Task description:
Extract, from the records beneath this instruction, each line that contains the word "область".

Source data:
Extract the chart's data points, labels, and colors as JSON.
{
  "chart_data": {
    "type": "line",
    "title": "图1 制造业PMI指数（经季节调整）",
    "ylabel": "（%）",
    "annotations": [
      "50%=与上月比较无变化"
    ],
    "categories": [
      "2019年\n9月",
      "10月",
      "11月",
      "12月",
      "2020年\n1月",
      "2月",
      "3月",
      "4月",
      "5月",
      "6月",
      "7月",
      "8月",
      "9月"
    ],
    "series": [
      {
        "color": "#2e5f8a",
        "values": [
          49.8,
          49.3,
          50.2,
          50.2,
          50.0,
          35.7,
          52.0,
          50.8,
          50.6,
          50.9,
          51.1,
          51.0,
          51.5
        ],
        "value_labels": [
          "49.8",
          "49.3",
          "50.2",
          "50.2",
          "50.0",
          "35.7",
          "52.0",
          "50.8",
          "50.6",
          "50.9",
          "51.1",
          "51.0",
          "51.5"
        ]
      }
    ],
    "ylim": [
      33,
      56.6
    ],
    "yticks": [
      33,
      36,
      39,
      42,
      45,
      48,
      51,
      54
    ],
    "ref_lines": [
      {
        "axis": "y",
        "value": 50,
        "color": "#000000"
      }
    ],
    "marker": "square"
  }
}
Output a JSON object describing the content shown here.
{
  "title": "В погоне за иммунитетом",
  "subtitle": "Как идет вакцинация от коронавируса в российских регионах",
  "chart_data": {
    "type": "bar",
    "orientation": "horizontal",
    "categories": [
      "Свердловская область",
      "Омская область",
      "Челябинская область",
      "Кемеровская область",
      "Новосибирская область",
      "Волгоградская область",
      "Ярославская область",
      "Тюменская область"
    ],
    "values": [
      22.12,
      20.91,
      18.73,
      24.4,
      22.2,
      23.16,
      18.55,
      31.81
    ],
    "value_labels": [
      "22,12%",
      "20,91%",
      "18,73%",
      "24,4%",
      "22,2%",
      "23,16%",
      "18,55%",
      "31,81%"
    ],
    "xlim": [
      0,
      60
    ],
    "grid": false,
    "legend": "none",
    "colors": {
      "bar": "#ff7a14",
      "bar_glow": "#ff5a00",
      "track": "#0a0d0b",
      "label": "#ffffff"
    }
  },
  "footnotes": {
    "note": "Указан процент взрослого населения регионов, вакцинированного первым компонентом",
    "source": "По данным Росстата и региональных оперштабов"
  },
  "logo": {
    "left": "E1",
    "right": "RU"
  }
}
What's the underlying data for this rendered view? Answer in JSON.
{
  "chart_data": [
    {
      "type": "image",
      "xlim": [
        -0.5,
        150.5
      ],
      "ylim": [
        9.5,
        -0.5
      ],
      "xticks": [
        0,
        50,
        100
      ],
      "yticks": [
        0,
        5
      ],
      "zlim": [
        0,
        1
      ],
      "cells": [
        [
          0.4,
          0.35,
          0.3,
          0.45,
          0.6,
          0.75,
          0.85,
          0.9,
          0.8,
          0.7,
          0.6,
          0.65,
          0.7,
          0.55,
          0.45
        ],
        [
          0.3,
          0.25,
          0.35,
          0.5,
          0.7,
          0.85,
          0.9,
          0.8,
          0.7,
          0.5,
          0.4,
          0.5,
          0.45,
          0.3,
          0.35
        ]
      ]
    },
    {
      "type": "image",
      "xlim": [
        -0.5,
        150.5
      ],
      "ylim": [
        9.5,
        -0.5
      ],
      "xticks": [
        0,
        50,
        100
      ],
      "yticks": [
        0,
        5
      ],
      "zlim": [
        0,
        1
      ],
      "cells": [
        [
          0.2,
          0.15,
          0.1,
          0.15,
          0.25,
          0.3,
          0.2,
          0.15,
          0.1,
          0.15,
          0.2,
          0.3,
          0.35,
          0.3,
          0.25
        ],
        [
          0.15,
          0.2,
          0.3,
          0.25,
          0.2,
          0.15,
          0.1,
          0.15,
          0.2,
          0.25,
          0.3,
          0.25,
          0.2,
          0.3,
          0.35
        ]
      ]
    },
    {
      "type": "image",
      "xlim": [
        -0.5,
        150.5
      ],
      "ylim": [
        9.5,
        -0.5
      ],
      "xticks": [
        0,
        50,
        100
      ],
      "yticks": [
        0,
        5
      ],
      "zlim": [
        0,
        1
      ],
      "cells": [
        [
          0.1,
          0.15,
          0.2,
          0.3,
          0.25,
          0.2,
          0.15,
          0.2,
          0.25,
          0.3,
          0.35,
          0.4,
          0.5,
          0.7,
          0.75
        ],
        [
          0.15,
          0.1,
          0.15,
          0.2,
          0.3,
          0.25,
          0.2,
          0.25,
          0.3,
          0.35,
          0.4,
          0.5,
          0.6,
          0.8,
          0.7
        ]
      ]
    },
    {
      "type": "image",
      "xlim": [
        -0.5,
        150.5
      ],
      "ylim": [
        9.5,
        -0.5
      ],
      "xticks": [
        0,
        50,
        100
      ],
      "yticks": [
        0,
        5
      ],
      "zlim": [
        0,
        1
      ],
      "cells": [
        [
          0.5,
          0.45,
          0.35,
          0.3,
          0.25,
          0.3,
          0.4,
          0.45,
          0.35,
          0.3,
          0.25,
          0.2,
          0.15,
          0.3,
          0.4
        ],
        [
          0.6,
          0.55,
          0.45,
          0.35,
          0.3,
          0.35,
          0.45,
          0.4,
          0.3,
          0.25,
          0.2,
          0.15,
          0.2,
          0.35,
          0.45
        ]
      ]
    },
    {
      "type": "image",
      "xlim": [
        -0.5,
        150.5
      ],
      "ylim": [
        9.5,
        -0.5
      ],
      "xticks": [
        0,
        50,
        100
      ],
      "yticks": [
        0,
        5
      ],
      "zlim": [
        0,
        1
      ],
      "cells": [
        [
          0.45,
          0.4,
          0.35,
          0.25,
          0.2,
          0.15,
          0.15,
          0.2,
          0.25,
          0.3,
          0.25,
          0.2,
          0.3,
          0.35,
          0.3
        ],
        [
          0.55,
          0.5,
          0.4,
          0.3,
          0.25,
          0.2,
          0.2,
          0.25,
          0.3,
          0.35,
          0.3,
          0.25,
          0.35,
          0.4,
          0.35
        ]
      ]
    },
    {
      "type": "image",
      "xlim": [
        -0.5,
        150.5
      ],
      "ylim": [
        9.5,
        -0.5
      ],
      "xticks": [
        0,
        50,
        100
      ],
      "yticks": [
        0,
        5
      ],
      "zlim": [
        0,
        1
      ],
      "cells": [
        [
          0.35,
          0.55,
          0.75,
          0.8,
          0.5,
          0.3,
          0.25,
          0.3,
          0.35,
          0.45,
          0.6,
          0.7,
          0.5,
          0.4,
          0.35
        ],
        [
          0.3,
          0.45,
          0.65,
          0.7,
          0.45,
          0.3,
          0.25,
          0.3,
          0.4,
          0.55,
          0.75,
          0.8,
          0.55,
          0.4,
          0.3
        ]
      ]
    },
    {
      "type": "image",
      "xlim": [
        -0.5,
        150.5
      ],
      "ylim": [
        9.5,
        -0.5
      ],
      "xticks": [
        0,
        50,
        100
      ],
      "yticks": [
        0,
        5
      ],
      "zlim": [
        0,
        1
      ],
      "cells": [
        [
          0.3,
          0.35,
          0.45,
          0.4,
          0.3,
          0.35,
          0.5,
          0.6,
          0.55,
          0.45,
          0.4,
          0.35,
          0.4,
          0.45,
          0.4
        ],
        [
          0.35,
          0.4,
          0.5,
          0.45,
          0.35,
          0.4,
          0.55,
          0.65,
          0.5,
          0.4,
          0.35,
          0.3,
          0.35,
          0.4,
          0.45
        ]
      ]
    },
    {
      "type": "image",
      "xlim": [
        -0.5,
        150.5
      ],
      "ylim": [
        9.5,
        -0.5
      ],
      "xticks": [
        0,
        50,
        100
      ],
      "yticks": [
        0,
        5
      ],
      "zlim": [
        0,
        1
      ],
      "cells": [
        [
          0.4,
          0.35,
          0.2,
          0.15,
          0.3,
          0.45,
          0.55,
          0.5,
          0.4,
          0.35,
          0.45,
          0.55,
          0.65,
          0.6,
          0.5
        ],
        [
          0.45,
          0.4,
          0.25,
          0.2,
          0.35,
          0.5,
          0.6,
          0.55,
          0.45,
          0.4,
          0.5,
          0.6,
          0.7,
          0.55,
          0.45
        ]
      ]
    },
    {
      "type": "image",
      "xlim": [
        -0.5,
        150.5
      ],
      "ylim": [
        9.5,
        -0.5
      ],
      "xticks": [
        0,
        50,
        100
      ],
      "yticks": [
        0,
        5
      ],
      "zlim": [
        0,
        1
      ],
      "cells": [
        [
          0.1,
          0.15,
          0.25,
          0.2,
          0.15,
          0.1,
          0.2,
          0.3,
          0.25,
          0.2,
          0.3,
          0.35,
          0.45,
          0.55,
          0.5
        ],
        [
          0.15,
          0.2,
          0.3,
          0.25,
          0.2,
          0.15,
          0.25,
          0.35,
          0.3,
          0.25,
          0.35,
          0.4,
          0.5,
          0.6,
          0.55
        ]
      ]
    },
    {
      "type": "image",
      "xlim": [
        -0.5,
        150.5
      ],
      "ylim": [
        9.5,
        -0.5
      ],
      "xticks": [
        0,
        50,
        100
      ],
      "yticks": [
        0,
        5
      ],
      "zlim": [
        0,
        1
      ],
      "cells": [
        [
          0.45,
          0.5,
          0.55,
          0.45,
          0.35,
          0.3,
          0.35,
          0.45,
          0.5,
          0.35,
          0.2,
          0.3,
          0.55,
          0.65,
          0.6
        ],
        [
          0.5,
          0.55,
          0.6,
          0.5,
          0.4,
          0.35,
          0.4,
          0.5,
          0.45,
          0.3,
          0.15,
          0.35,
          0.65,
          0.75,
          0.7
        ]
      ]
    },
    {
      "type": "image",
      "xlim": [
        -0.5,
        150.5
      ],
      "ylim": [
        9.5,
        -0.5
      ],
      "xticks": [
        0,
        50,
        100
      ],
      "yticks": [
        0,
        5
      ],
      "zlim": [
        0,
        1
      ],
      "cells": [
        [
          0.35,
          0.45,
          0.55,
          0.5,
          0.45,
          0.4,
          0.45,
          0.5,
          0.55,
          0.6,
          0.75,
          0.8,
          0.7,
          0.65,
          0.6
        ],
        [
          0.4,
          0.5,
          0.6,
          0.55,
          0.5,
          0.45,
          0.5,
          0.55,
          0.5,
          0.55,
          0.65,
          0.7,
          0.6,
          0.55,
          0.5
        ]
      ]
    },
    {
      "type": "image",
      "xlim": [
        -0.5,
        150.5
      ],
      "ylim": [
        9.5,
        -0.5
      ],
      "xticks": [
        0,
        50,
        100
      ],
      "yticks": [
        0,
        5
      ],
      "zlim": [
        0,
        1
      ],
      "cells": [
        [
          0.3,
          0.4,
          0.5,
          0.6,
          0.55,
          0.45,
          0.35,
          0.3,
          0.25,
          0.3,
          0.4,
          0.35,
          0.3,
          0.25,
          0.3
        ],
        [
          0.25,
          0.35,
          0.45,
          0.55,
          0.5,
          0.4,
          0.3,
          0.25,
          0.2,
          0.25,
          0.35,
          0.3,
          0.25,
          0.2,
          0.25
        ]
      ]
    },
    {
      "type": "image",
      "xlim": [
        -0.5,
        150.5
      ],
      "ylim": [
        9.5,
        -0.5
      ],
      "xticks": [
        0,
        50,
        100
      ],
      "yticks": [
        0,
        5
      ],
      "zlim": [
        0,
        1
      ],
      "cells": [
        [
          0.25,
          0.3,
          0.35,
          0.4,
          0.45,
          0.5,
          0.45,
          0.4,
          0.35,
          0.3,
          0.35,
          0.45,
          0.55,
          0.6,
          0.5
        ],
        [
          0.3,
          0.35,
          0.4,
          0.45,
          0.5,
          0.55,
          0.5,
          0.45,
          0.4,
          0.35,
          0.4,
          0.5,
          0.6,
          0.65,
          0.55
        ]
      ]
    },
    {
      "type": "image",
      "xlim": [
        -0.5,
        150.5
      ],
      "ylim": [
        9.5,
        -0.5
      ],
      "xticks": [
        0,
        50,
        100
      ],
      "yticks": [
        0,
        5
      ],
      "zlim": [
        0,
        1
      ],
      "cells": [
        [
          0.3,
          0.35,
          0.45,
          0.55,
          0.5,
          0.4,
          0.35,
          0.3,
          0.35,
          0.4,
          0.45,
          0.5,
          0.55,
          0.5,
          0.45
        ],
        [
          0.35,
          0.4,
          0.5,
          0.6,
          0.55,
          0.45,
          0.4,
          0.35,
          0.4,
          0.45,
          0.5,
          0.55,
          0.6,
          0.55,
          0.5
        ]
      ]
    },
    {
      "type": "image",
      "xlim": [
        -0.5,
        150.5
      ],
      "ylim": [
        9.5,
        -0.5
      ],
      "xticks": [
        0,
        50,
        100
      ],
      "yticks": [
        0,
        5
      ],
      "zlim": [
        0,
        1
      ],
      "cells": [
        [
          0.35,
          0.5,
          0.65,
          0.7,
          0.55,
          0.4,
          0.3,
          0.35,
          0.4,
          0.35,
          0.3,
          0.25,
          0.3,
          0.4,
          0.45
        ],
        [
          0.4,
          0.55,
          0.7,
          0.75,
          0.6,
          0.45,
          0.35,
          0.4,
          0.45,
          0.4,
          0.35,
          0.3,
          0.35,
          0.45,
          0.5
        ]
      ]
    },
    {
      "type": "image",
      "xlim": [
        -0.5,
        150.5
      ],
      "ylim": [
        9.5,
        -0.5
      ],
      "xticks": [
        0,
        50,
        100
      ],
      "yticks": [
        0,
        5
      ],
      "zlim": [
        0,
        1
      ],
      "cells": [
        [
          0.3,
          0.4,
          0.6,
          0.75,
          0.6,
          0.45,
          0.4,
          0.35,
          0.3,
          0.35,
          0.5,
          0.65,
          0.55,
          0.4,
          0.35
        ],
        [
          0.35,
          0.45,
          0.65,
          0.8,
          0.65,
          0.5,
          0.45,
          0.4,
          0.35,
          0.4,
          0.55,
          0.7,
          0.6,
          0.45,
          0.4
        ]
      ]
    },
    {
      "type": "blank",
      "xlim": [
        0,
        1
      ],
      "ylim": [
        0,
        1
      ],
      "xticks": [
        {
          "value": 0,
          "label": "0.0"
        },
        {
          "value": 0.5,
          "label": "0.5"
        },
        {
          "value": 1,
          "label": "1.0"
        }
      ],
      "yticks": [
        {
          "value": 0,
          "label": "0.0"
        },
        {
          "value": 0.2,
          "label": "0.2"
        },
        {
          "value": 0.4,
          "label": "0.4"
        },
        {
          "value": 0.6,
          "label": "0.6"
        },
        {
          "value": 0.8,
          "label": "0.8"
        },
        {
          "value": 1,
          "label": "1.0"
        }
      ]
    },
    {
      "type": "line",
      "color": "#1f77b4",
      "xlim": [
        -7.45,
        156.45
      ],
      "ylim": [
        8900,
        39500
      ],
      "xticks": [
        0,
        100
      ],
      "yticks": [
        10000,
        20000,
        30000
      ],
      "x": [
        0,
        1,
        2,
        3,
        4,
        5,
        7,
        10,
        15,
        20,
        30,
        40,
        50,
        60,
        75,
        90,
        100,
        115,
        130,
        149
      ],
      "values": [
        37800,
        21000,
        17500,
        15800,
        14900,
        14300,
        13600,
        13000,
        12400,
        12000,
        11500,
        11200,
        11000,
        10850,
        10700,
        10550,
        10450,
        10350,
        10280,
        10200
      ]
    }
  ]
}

Exercise result:
      "Свердловская область",
      "Омская область",
      "Челябинская область",
      "Кемеровская область",
      "Новосибирская область",
      "Волгоградская область",
      "Ярославская область",
      "Тюменская область"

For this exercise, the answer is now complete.